**** Records supplied ****
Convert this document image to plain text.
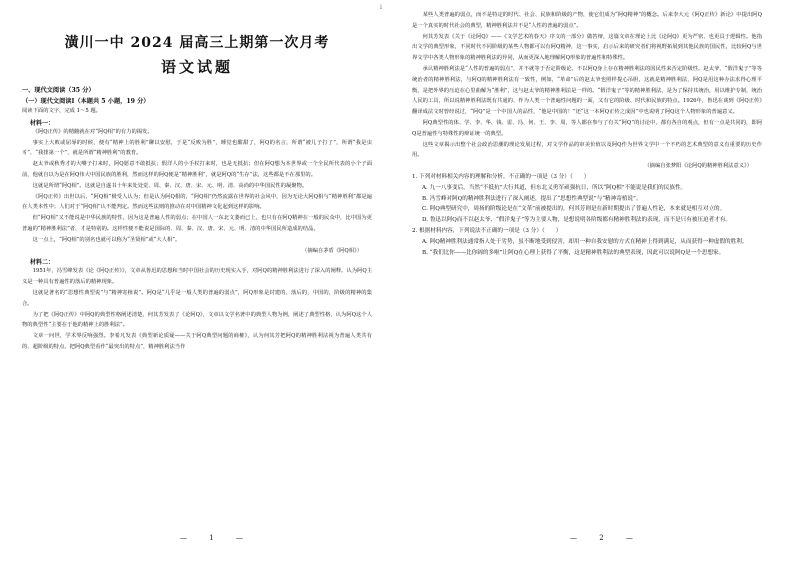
i
潢川一中 2024 届高三上期第一次月考
语文试题
一、现代文阅读（35 分）
（一）现代文阅读Ⅰ（本题共 5 小题，19 分）

阅读下面的文字，完成 1～5 题。

材料一：

《阿Q正传》的精髓就在对“阿Q相”的有力的揭发。

事实上大败或屈辱的时候，便有“精神上的胜利”聊以安慰，于是“反败为胜”，睡觉也酣甜了，阿Q的名言，所谓“被儿子打了”，所谓“我是虫豸”，“我排第一个”，就是所谓“精神胜利”的教育。

赵太爷或秋秀才的大嘴子打来时，阿Q愿意不敢抵抗；假洋人的小手杖打来时，也是无抵抗；但在阿Q想为本世界或一个全民所代表的小个子面前，他就自以为是在阿Q伟大中国民族的胜利，然而这样的阿Q便是“精神胜利”，就是阿Q的“生存”法，这些都是不在那里的。

这就是所谓“阿Q相”。这就是自遂书十年来处处觉、周、秦、汉、唐、宋、元、明、清、高尚的中华国民性的凝聚物。

《阿Q正传》出世以后，“阿Q相”极受人认为；但是认为阿Q相的，“阿Q相”仍然流露在世界的社会风中，因为无论大阿Q相与“精神胜利”都是遍在人类本性中；人们对于“阿Q相”认不能判定。然而这些法则的推动在对中国精神文化起到这样的影响。

但“阿Q相”又不能说是中华民族的特性，因为这是普遍人性的弱点；在中国人一东北文萎而已上，也只有在阿Q精神在一般的民众中，比中国为更普遍的“精神胜利法”者，才是特别的。这样性便不能说是国际的、周、秦、汉、唐、宋、元、明、清的中华国民所造成的结晶。

这一点上，“阿Q相”的别名也就可以称为“圣贤相”或“大人相”。

（摘编自茅盾《阿Q相》）
材料二：

1951年，冯雪峰发表《论《阿Q正传》》，文章从鲁迅的思想和当时中国社会的历史现实入手，对阿Q的精神胜利法进行了深入的阐释。认为阿Q主义是一种具有普遍性的落后的精神现象。

这就是著名的“思想性典型说”与“精神寄植说”。阿Q是“几乎是一般人类的普遍的弱点”，阿Q形象是封建的、落后的，中国的，阶级的精神的集合。

为了把《阿Q正传》中阿Q的典型性格阐述清楚，何其芳发表了《论阿Q》，文章以文学名著中的典型人物为例，阐述了典型性格，认为阿Q这个人物的典型性“主要在于他的精神上的胜利法”。

文章一问世，学术界反响强烈。李希凡发表《典型新论质疑——关于阿Q典型问题的商榷》，认为何其芳把阿Q的精神胜利法视为普遍人类共有的、超阶级的特点，把阿Q典型看作“最突出的特点”，精神胜利法当作

某些人类普遍的弱点，而不是特定的时代、社会、民族和阶级的产物，使它们成为“阿Q精神”的概念。后来李大元《阿Q正传》新论》中提出阿Q是一个真实的时代社会的典型，精神胜利法并不是“人性的普遍的弱点”。

何其芳发表《关于《论阿Q》——《文学艺术的春天》序文的一部分》做答辩，这篇文章在理论上比《论阿Q》更为严密，也更具于逻辑性。他指出文学的典型形象，不同时代不同阶级的某些人物都可以有阿Q精神，这一事实，启示后来的研究者们将视野拓展到其他民族的国民性，比较阿Q与世界文学中各类人物形象的精神胜利法的异同，从而更深入地理解阿Q形象的普遍性和特殊性。

承认精神胜利法是“人性的普遍的弱点”，并不就等于否定阶级论。不以阿Q身上存在精神胜利法的国民性来否定阶级性。赵太爷、“假洋鬼子”等等统治者的精神胜利法，与阿Q的精神胜利法有一致性，例如，“革命”后的赵太爷也照样提心吊胆，这就是精神胜利法，阿Q是用这种办法求得心理平衡，是把外界的压迫在心里曲解为“胜利”，这与赵太爷的精神胜利法是一样的。“假洋鬼子”等的精神胜利法，是为了保持其统治，用以维护专制，统治人民的工具，所以说精神胜利法既有共通的、作为人类一个普遍性问题的一面，又有它的阶级、时代和民族的特点。1926年，鲁迅在谈到《阿Q正传》翻译成法文时曾经说过，“阿Q”是一个中国人的品性，“他是中国的！”还“这一本阿Q正传之成因”中也说明了阿Q这个人物形象的普遍意义。

阿Q典型性的体、学、李、华、钱、雷、冯、何、王、李、周，等人都在参与了有关“阿Q”的讨论中，都有各自的观点，但有一点是共同的，即阿Q是普遍性与特殊性的辩证统一的典型。

这些文章揭示出整个社会政治思潮的理论发展过程，对文学作品的审美价值以及阿Q作为世界文学中一个不朽的艺术典型的意义有重要的历史作用。

（摘编自张梦阳《论阿Q的精神胜利法意义》）
1. 下列对材料相关内容的理解和分析，不正确的一项是（3 分）（　　）
A. 九一八事变后，当然“不抵抗”大行其道，但东北义勇军顽强抗日，所以“阿Q相”不能说是我们的民族性。
B. 冯雪峰对阿Q的精神胜利法进行了深入阐述，提出了“思想性典型说”与“精神寄植说”。
C. 阿Q典型研究中，周扬的阶级论是在“文革”前被提出的，何其芳则是在新时期提出了普遍人性论，本来就是相互对立的。
D. 鲁迅以阿Q而不以赵太爷、“假洋鬼子”等为主要人物，是想说明各阶级都有精神胜利法的表现，而不是只有被压迫者才有。
2. 根据材料内容，下列说法不正确的一项是（3 分）（　　）
A. 阿Q精神胜利法通常指人处于劣势，虽不断地受到侵害，却用一种自我安慰的方式在精神上得到满足，从而获得一种虚假的胜利。
B. “我们比你——比你阔的多啦”让阿Q在心理上获得了平衡，这是精神胜利法的典型表现，因此可以说阿Q是一个思想家。
— 1 —	— 2 —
****
Reproduce every record above exactly, but leave out the pictures.

_Response_.
Convert this document image to plain text.
i
潢川一中 2024 届高三上期第一次月考
语文试题
一、现代文阅读（35 分）
（一）现代文阅读Ⅰ（本题共 5 小题，19 分）

阅读下面的文字，完成 1～5 题。

材料一：

《阿Q正传》的精髓就在对“阿Q相”的有力的揭发。

事实上大败或屈辱的时候，便有“精神上的胜利”聊以安慰，于是“反败为胜”，睡觉也酣甜了，阿Q的名言，所谓“被儿子打了”，所谓“我是虫豸”，“我排第一个”，就是所谓“精神胜利”的教育。

赵太爷或秋秀才的大嘴子打来时，阿Q愿意不敢抵抗；假洋人的小手杖打来时，也是无抵抗；但在阿Q想为本世界或一个全民所代表的小个子面前，他就自以为是在阿Q伟大中国民族的胜利，然而这样的阿Q便是“精神胜利”，就是阿Q的“生存”法，这些都是不在那里的。

这就是所谓“阿Q相”。这就是自遂书十年来处处觉、周、秦、汉、唐、宋、元、明、清、高尚的中华国民性的凝聚物。

《阿Q正传》出世以后，“阿Q相”极受人认为；但是认为阿Q相的，“阿Q相”仍然流露在世界的社会风中，因为无论大阿Q相与“精神胜利”都是遍在人类本性中；人们对于“阿Q相”认不能判定。然而这些法则的推动在对中国精神文化起到这样的影响。

但“阿Q相”又不能说是中华民族的特性，因为这是普遍人性的弱点；在中国人一东北文萎而已上，也只有在阿Q精神在一般的民众中，比中国为更普遍的“精神胜利法”者，才是特别的。这样性便不能说是国际的、周、秦、汉、唐、宋、元、明、清的中华国民所造成的结晶。

这一点上，“阿Q相”的别名也就可以称为“圣贤相”或“大人相”。

（摘编自茅盾《阿Q相》）
材料二：

1951年，冯雪峰发表《论《阿Q正传》》，文章从鲁迅的思想和当时中国社会的历史现实入手，对阿Q的精神胜利法进行了深入的阐释。认为阿Q主义是一种具有普遍性的落后的精神现象。

这就是著名的“思想性典型说”与“精神寄植说”。阿Q是“几乎是一般人类的普遍的弱点”，阿Q形象是封建的、落后的，中国的，阶级的精神的集合。

为了把《阿Q正传》中阿Q的典型性格阐述清楚，何其芳发表了《论阿Q》，文章以文学名著中的典型人物为例，阐述了典型性格，认为阿Q这个人物的典型性“主要在于他的精神上的胜利法”。

文章一问世，学术界反响强烈。李希凡发表《典型新论质疑——关于阿Q典型问题的商榷》，认为何其芳把阿Q的精神胜利法视为普遍人类共有的、超阶级的特点，把阿Q典型看作“最突出的特点”，精神胜利法当作

某些人类普遍的弱点，而不是特定的时代、社会、民族和阶级的产物，使它们成为“阿Q精神”的概念。后来李大元《阿Q正传》新论》中提出阿Q是一个真实的时代社会的典型，精神胜利法并不是“人性的普遍的弱点”。

何其芳发表《关于《论阿Q》——《文学艺术的春天》序文的一部分》做答辩，这篇文章在理论上比《论阿Q》更为严密，也更具于逻辑性。他指出文学的典型形象，不同时代不同阶级的某些人物都可以有阿Q精神，这一事实，启示后来的研究者们将视野拓展到其他民族的国民性，比较阿Q与世界文学中各类人物形象的精神胜利法的异同，从而更深入地理解阿Q形象的普遍性和特殊性。

承认精神胜利法是“人性的普遍的弱点”，并不就等于否定阶级论。不以阿Q身上存在精神胜利法的国民性来否定阶级性。赵太爷、“假洋鬼子”等等统治者的精神胜利法，与阿Q的精神胜利法有一致性，例如，“革命”后的赵太爷也照样提心吊胆，这就是精神胜利法，阿Q是用这种办法求得心理平衡，是把外界的压迫在心里曲解为“胜利”，这与赵太爷的精神胜利法是一样的。“假洋鬼子”等的精神胜利法，是为了保持其统治，用以维护专制，统治人民的工具，所以说精神胜利法既有共通的、作为人类一个普遍性问题的一面，又有它的阶级、时代和民族的特点。1926年，鲁迅在谈到《阿Q正传》翻译成法文时曾经说过，“阿Q”是一个中国人的品性，“他是中国的！”还“这一本阿Q正传之成因”中也说明了阿Q这个人物形象的普遍意义。

阿Q典型性的体、学、李、华、钱、雷、冯、何、王、李、周，等人都在参与了有关“阿Q”的讨论中，都有各自的观点，但有一点是共同的，即阿Q是普遍性与特殊性的辩证统一的典型。

这些文章揭示出整个社会政治思潮的理论发展过程，对文学作品的审美价值以及阿Q作为世界文学中一个不朽的艺术典型的意义有重要的历史作用。

（摘编自张梦阳《论阿Q的精神胜利法意义》）
1. 下列对材料相关内容的理解和分析，不正确的一项是（3 分）（　　）
A. 九一八事变后，当然“不抵抗”大行其道，但东北义勇军顽强抗日，所以“阿Q相”不能说是我们的民族性。
B. 冯雪峰对阿Q的精神胜利法进行了深入阐述，提出了“思想性典型说”与“精神寄植说”。
C. 阿Q典型研究中，周扬的阶级论是在“文革”前被提出的，何其芳则是在新时期提出了普遍人性论，本来就是相互对立的。
D. 鲁迅以阿Q而不以赵太爷、“假洋鬼子”等为主要人物，是想说明各阶级都有精神胜利法的表现，而不是只有被压迫者才有。
2. 根据材料内容，下列说法不正确的一项是（3 分）（　　）
A. 阿Q精神胜利法通常指人处于劣势，虽不断地受到侵害，却用一种自我安慰的方式在精神上得到满足，从而获得一种虚假的胜利。
B. “我们比你——比你阔的多啦”让阿Q在心理上获得了平衡，这是精神胜利法的典型表现，因此可以说阿Q是一个思想家。
— 1 —	— 2 —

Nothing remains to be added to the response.